Find the lines holding the word "recibido" and collect them.
+===+
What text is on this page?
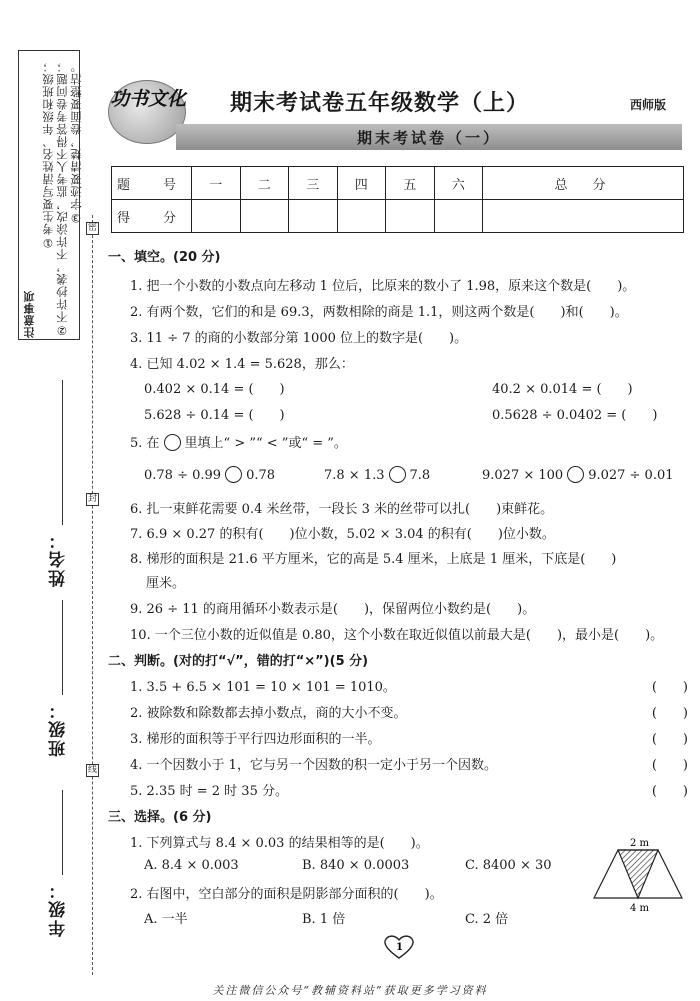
注意事项
①考生要写清姓名、年级和班级； ②不许抄袭，不许涂改，监考人不得答考卷问题； ③字迹要清楚，卷面要整洁。
姓名：
班级：
年级：
密
封
线
功书文化 期末考试卷五年级数学（上）	西师版
期末考试卷（一）
题　号	一	二	三	四	五	六	总　分
得　分							
一、填空。(20 分)
1. 把一个小数的小数点向左移动 1 位后，比原来的数小了 1.98，原来这个数是(　　)。
2. 有两个数，它们的和是 69.3，两数相除的商是 1.1，则这两个数是(　　)和(　　)。
3. 11 ÷ 7 的商的小数部分第 1000 位上的数字是(　　)。
4. 已知 4.02 × 1.4 = 5.628，那么：
0.402 × 0.14 = (　　)	40.2 × 0.014 = (　　)
5.628 ÷ 0.14 = (　　)	0.5628 ÷ 0.0402 = (　　)
5. 在 里填上“ > ”“ < ”或“ = ”。
0.78 ÷ 0.99 0.78	7.8 × 1.3 7.8	9.027 × 100 9.027 ÷ 0.01
6. 扎一束鲜花需要 0.4 米丝带，一段长 3 米的丝带可以扎(　　)束鲜花。
7. 6.9 × 0.27 的积有(　　)位小数，5.02 × 3.04 的积有(　　)位小数。
8. 梯形的面积是 21.6 平方厘米，它的高是 5.4 厘米，上底是 1 厘米，下底是(　　)
厘米。
9. 26 ÷ 11 的商用循环小数表示是(　　)，保留两位小数约是(　　)。
10. 一个三位小数的近似值是 0.80，这个小数在取近似值以前最大是(　　)，最小是(　　)。
二、判断。(对的打“√”，错的打“×”)(5 分)
1. 3.5 + 6.5 × 101 = 10 × 101 = 1010。	(　　)
2. 被除数和除数都去掉小数点，商的大小不变。	(　　)
3. 梯形的面积等于平行四边形面积的一半。	(　　)
4. 一个因数小于 1，它与另一个因数的积一定小于另一个因数。	(　　)
5. 2.35 时 = 2 时 35 分。	(　　)
三、选择。(6 分)
1. 下列算式与 8.4 × 0.03 的结果相等的是(　　)。
A. 8.4 × 0.003	B. 840 × 0.0003	C. 8400 × 30
2. 右图中，空白部分的面积是阴影部分面积的(　　)。
A. 一半	B. 1 倍	C. 2 倍
2 m
4 m
1
关注微信公众号“教辅资料站”获取更多学习资料
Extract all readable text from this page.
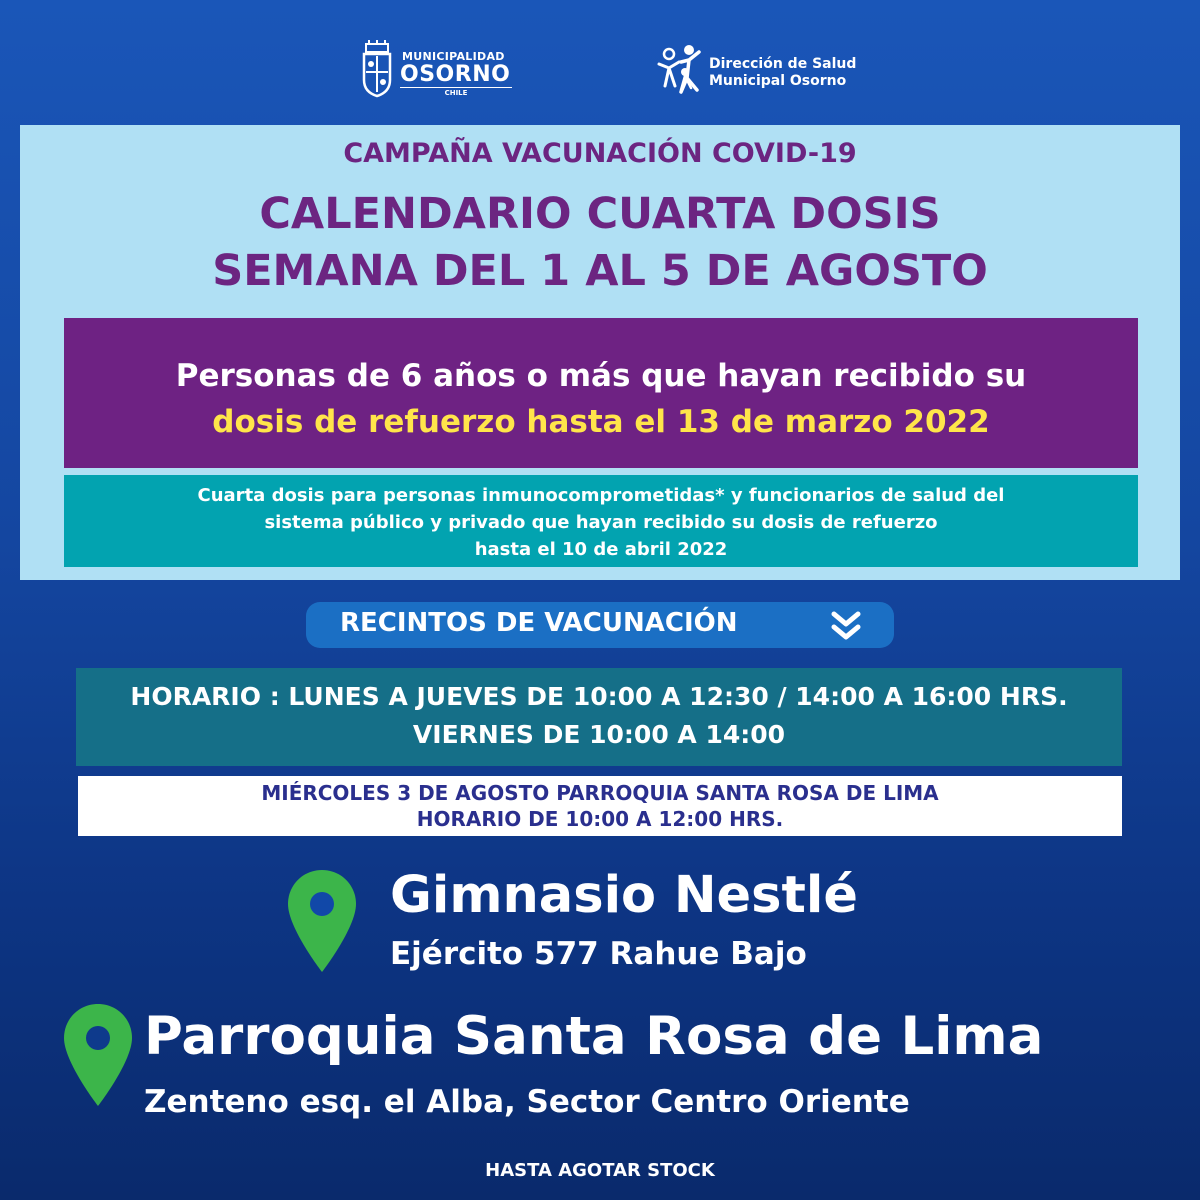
MUNICIPALIDAD
OSORNO
CHILE
Dirección de Salud
Municipal Osorno
CAMPAÑA VACUNACIÓN COVID-19
CALENDARIO CUARTA DOSIS
SEMANA DEL 1 AL 5 DE AGOSTO
Personas de 6 años o más que hayan recibido su
dosis de refuerzo hasta el 13 de marzo 2022
Cuarta dosis para personas inmunocomprometidas* y funcionarios de salud del
sistema público y privado que hayan recibido su dosis de refuerzo
hasta el 10 de abril 2022
RECINTOS DE VACUNACIÓN
HORARIO : LUNES A JUEVES DE 10:00 A 12:30 / 14:00 A 16:00 HRS.
VIERNES DE 10:00 A 14:00
MIÉRCOLES 3 DE AGOSTO PARROQUIA SANTA ROSA DE LIMA
HORARIO DE 10:00 A 12:00 HRS.
Gimnasio Nestlé
Ejército 577 Rahue Bajo
Parroquia Santa Rosa de Lima
Zenteno esq. el Alba, Sector Centro Oriente
HASTA AGOTAR STOCK
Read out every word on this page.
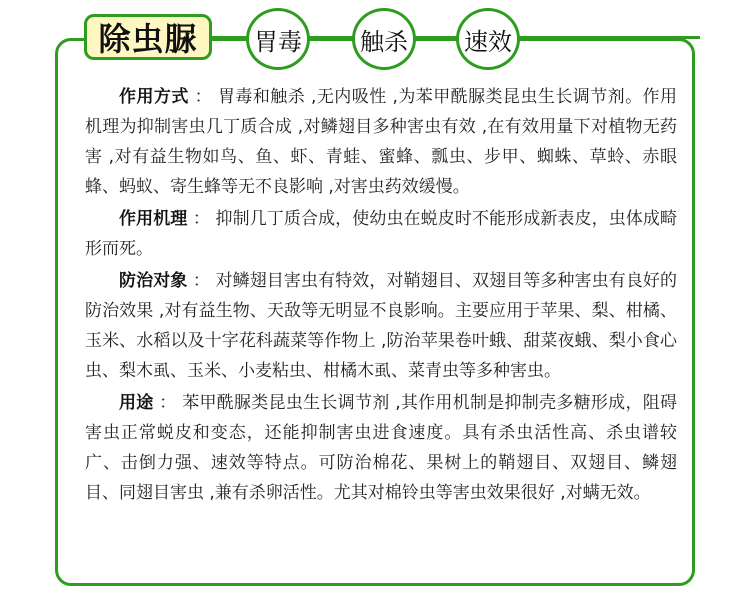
除虫脲	胃毒	触杀	速效

作用方式 ： 胃毒和触杀 ,无内吸性 ,为苯甲酰脲类昆虫生长调节剂。作用机理为抑制害虫几丁质合成 ,对鳞翅目多种害虫有效 ,在有效用量下对植物无药害 ,对有益生物如鸟、鱼、虾、青蛙、蜜蜂、瓢虫、步甲、蜘蛛、草蛉、赤眼蜂、蚂蚁、寄生蜂等无不良影响 ,对害虫药效缓慢。

作用机理 ： 抑制几丁质合成，使幼虫在蜕皮时不能形成新表皮，虫体成畸形而死。

防治对象 ： 对鳞翅目害虫有特效，对鞘翅目、双翅目等多种害虫有良好的防治效果 ,对有益生物、天敌等无明显不良影响。主要应用于苹果、梨、柑橘、玉米、水稻以及十字花科蔬菜等作物上 ,防治苹果卷叶蛾、甜菜夜蛾、梨小食心虫、梨木虱、玉米、小麦粘虫、柑橘木虱、菜青虫等多种害虫。

用途 ： 苯甲酰脲类昆虫生长调节剂 ,其作用机制是抑制壳多糖形成，阻碍害虫正常蜕皮和变态，还能抑制害虫进食速度。具有杀虫活性高、杀虫谱较广、击倒力强、速效等特点。可防治棉花、果树上的鞘翅目、双翅目、鳞翅目、同翅目害虫 ,兼有杀卵活性。尤其对棉铃虫等害虫效果很好 ,对螨无效。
+===+
▸ **EXERCISE ANSWER**:
Personas de 6 años o más que hayan recibido su
sistema público y privado que hayan recibido su dosis de refuerzo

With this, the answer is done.